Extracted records
▬▬▬▬▬▬
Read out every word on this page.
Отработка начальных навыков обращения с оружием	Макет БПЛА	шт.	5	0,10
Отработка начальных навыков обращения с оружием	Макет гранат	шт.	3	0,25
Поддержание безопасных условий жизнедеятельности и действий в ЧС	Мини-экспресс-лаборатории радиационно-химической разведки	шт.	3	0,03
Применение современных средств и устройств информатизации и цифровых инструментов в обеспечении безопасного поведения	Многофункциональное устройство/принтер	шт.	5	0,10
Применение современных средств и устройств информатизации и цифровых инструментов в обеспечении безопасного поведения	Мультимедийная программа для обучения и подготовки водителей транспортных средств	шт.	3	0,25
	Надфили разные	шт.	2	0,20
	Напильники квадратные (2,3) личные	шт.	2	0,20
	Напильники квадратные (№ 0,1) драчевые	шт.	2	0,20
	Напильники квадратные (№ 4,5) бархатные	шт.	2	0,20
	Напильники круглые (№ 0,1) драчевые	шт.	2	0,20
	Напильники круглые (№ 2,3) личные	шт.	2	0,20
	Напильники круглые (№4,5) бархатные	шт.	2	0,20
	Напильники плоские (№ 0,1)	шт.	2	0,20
▬▬▬▬▬▬
### WHAT IS BEING ASKED
Using the entries above, return each line in which the word "безопасного" occurs.

### ANSWER TO THIS TASK
Применение современных средств и устройств информатизации и цифровых инструментов в обеспечении безопасного поведения	Многофункциональное устройство/принтер	шт.	5	0,10
Применение современных средств и устройств информатизации и цифровых инструментов в обеспечении безопасного поведения	Мультимедийная программа для обучения и подготовки водителей транспортных средств	шт.	3	0,25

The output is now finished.